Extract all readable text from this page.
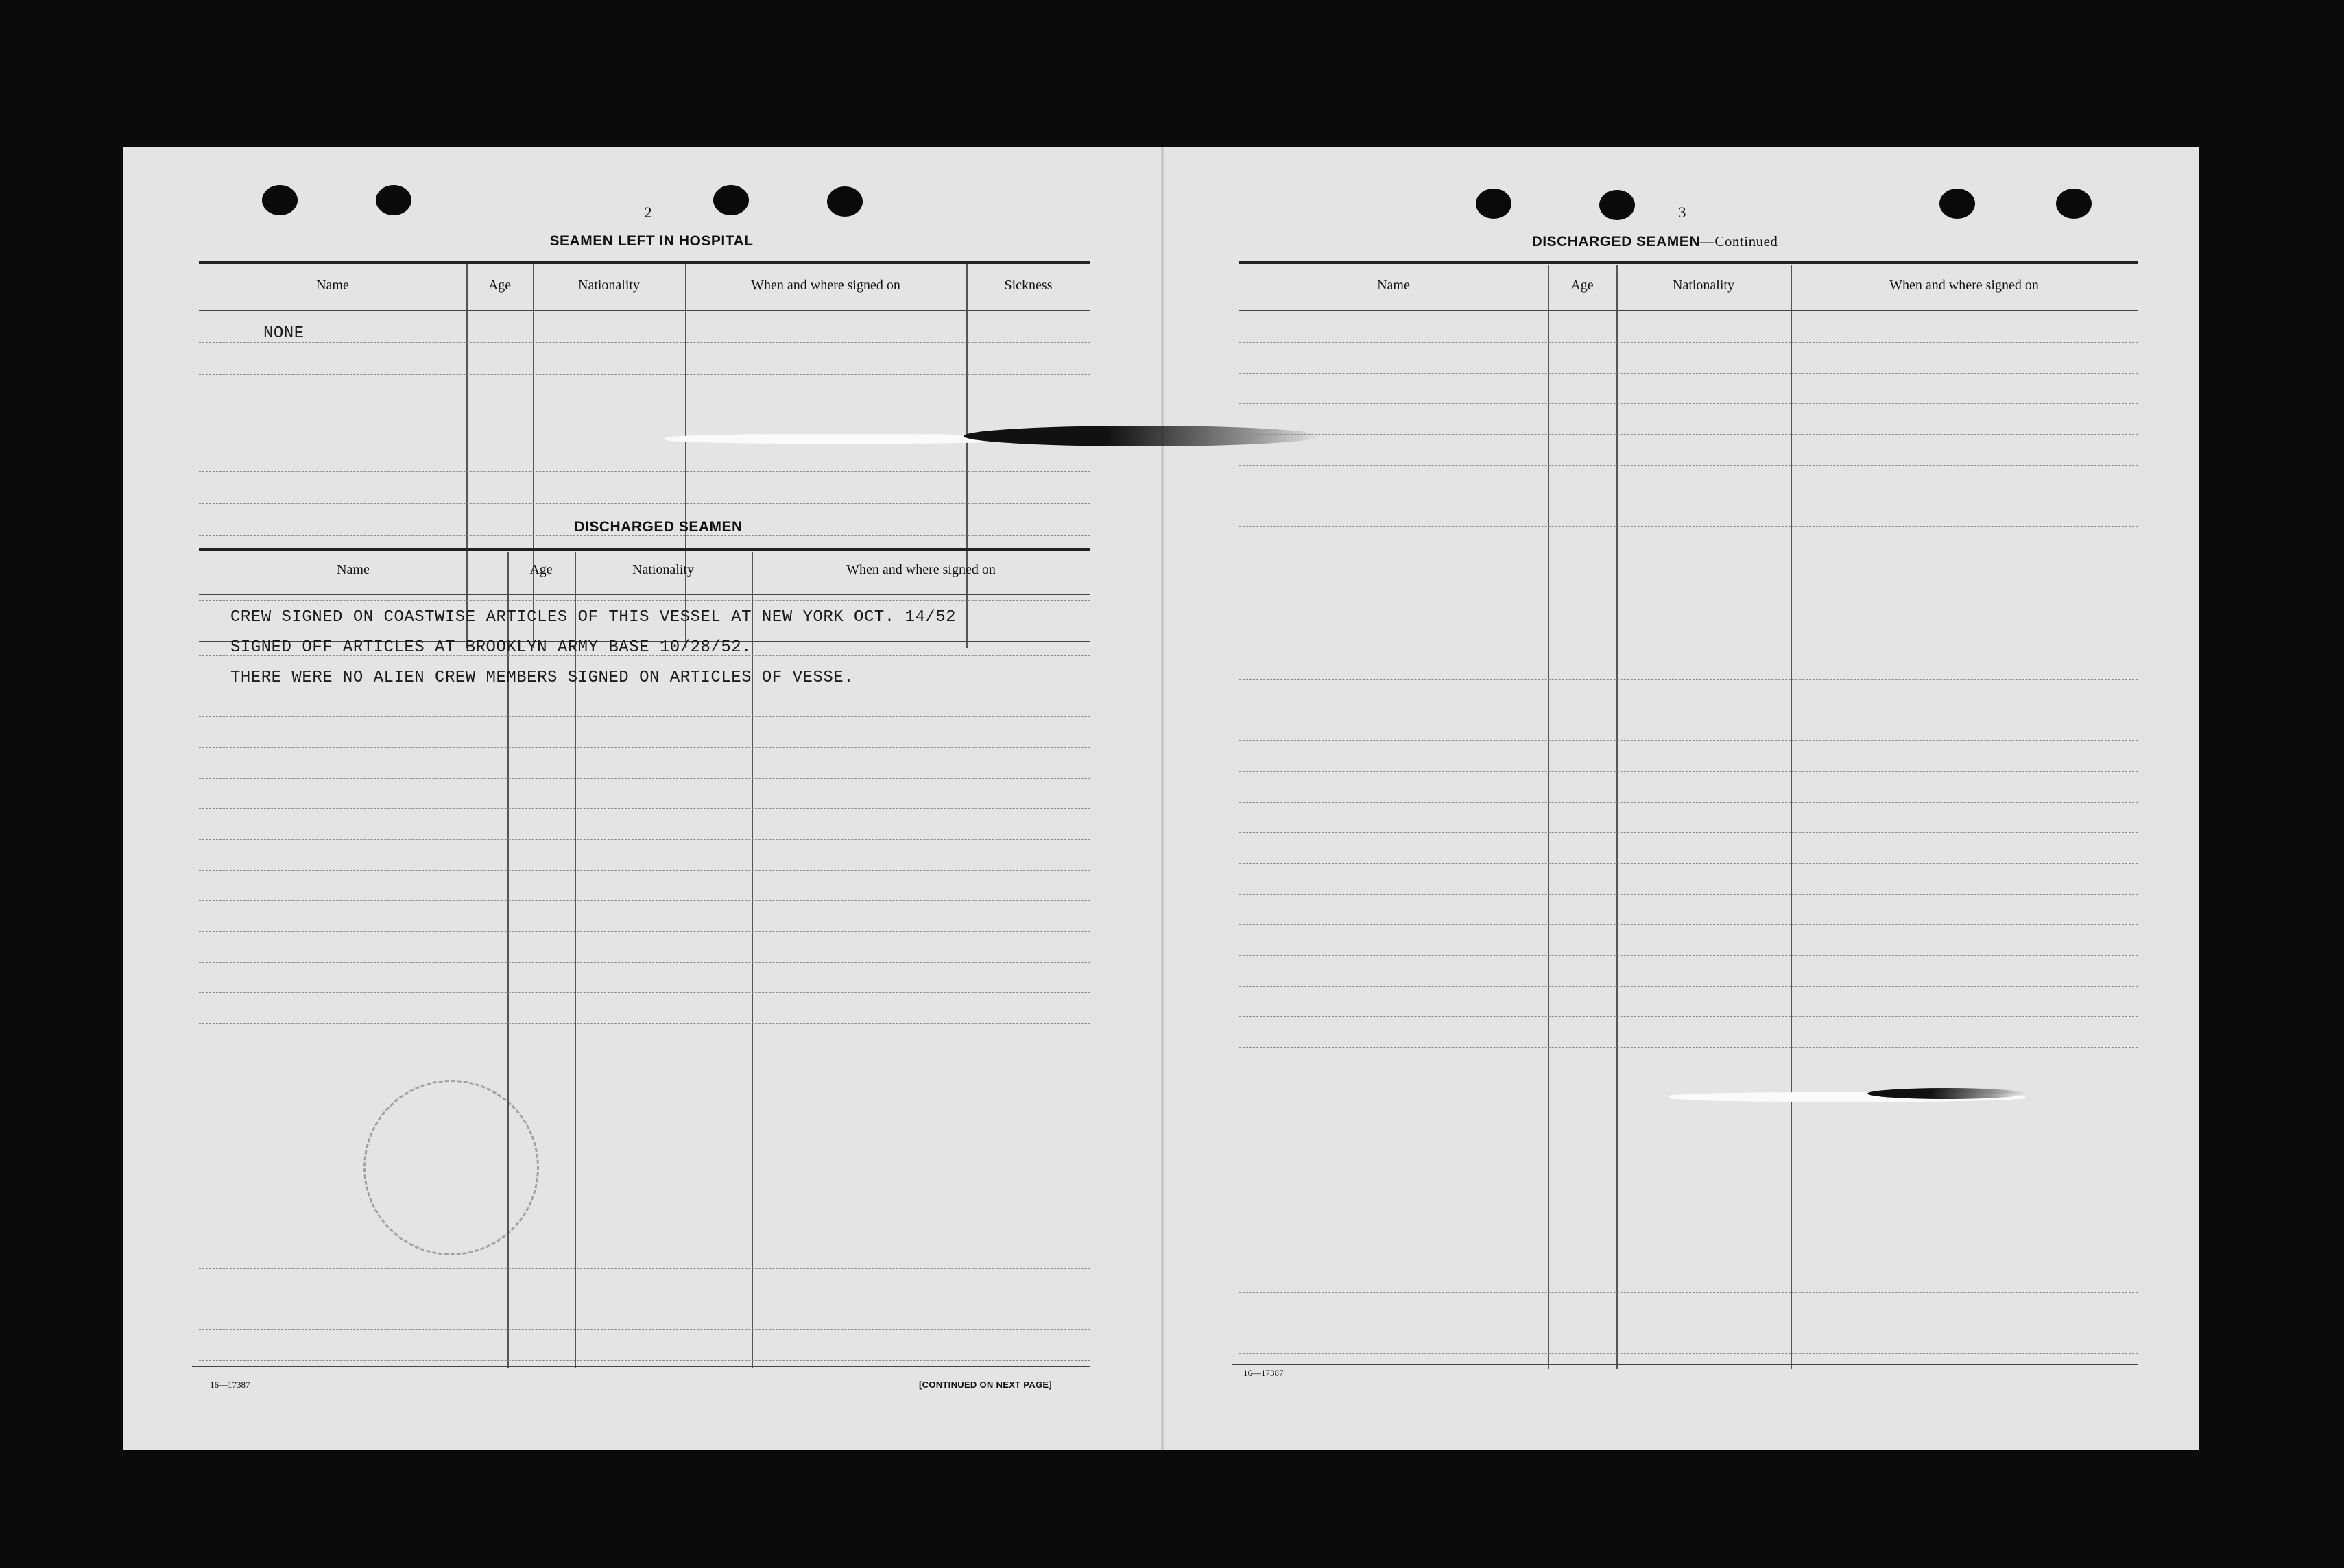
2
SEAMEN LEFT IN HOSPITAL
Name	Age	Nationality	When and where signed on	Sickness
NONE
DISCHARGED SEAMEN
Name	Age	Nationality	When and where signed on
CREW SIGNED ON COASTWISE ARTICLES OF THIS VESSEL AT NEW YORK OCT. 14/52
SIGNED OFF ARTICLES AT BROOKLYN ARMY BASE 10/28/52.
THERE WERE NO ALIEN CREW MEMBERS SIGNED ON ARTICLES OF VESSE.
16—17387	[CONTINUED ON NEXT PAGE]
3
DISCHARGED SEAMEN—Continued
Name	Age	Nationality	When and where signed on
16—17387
.....
**THE EXERCISE:** Every line in the data that holds "SEAMEN" should be copied out.

**REPLY TO THE EXERCISE:**
SEAMEN LEFT IN HOSPITAL
DISCHARGED SEAMEN
DISCHARGED SEAMEN—Continued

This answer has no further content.